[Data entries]

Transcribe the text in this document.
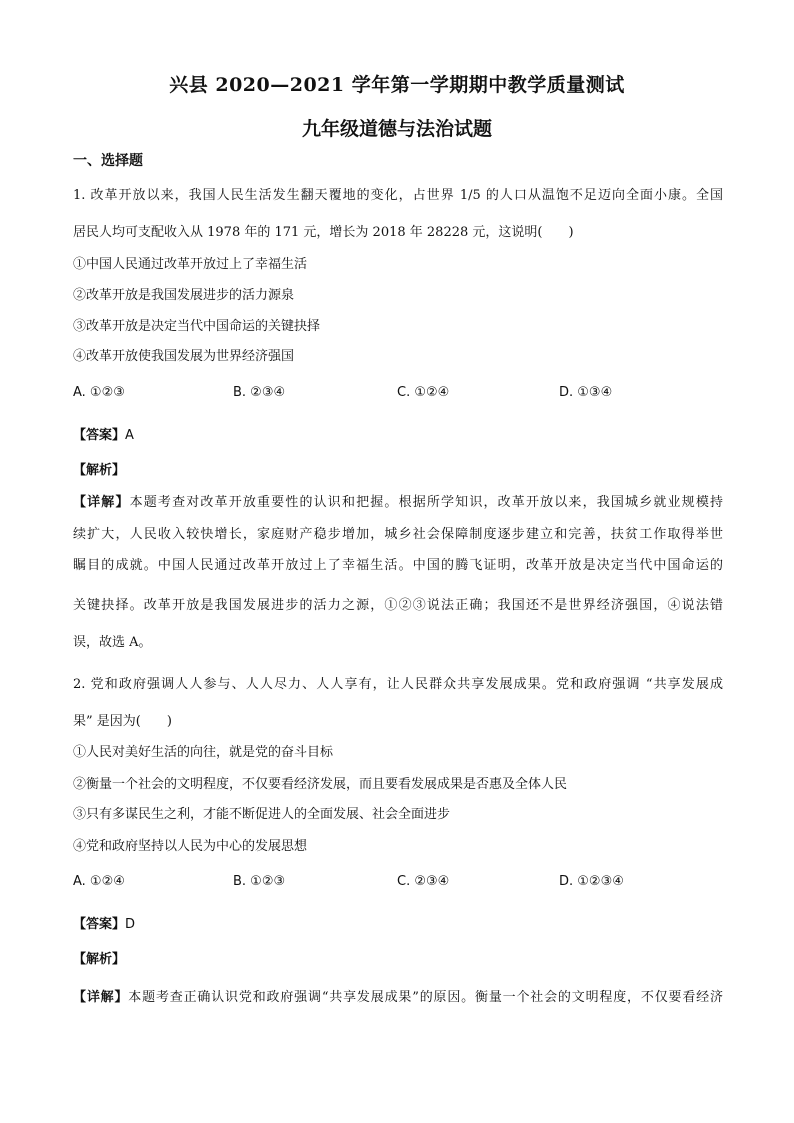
兴县 2020—2021 学年第一学期期中教学质量测试
九年级道德与法治试题
一、选择题
1. 改革开放以来，我国人民生活发生翻天覆地的变化，占世界 1/5 的人口从温饱不足迈向全面小康。全国
居民人均可支配收入从 1978 年的 171 元，增长为 2018 年 28228 元，这说明(　　)
①中国人民通过改革开放过上了幸福生活
②改革开放是我国发展进步的活力源泉
③改革开放是决定当代中国命运的关键抉择
④改革开放使我国发展为世界经济强国
A. ①②③	B. ②③④	C. ①②④	D. ①③④
【答案】A
【解析】
【详解】本题考查对改革开放重要性的认识和把握。根据所学知识，改革开放以来，我国城乡就业规模持
续扩大，人民收入较快增长，家庭财产稳步增加，城乡社会保障制度逐步建立和完善，扶贫工作取得举世
瞩目的成就。中国人民通过改革开放过上了幸福生活。中国的腾飞证明，改革开放是决定当代中国命运的
关键抉择。改革开放是我国发展进步的活力之源，①②③说法正确；我国还不是世界经济强国，④说法错
误，故选 A。
2. 党和政府强调人人参与、人人尽力、人人享有，让人民群众共享发展成果。党和政府强调 “共享发展成
果” 是因为(　　)
①人民对美好生活的向往，就是党的奋斗目标
②衡量一个社会的文明程度，不仅要看经济发展，而且要看发展成果是否惠及全体人民
③只有多谋民生之利，才能不断促进人的全面发展、社会全面进步
④党和政府坚持以人民为中心的发展思想
A. ①②④	B. ①②③	C. ②③④	D. ①②③④
【答案】D
【解析】
【详解】本题考查正确认识党和政府强调“共享发展成果”的原因。衡量一个社会的文明程度，不仅要看经济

■ EXERCISE DIRECTIONS ■
Write the entries above out again exactly, but not the pictures.

■ ANSWER BELOW ■
Transcribe the text in this document.
兴县 2020—2021 学年第一学期期中教学质量测试
九年级道德与法治试题
一、选择题
1. 改革开放以来，我国人民生活发生翻天覆地的变化，占世界 1/5 的人口从温饱不足迈向全面小康。全国
居民人均可支配收入从 1978 年的 171 元，增长为 2018 年 28228 元，这说明(　　)
①中国人民通过改革开放过上了幸福生活
②改革开放是我国发展进步的活力源泉
③改革开放是决定当代中国命运的关键抉择
④改革开放使我国发展为世界经济强国
A. ①②③	B. ②③④	C. ①②④	D. ①③④
【答案】A
【解析】
【详解】本题考查对改革开放重要性的认识和把握。根据所学知识，改革开放以来，我国城乡就业规模持
续扩大，人民收入较快增长，家庭财产稳步增加，城乡社会保障制度逐步建立和完善，扶贫工作取得举世
瞩目的成就。中国人民通过改革开放过上了幸福生活。中国的腾飞证明，改革开放是决定当代中国命运的
关键抉择。改革开放是我国发展进步的活力之源，①②③说法正确；我国还不是世界经济强国，④说法错
误，故选 A。
2. 党和政府强调人人参与、人人尽力、人人享有，让人民群众共享发展成果。党和政府强调 “共享发展成
果” 是因为(　　)
①人民对美好生活的向往，就是党的奋斗目标
②衡量一个社会的文明程度，不仅要看经济发展，而且要看发展成果是否惠及全体人民
③只有多谋民生之利，才能不断促进人的全面发展、社会全面进步
④党和政府坚持以人民为中心的发展思想
A. ①②④	B. ①②③	C. ②③④	D. ①②③④
【答案】D
【解析】
【详解】本题考查正确认识党和政府强调“共享发展成果”的原因。衡量一个社会的文明程度，不仅要看经济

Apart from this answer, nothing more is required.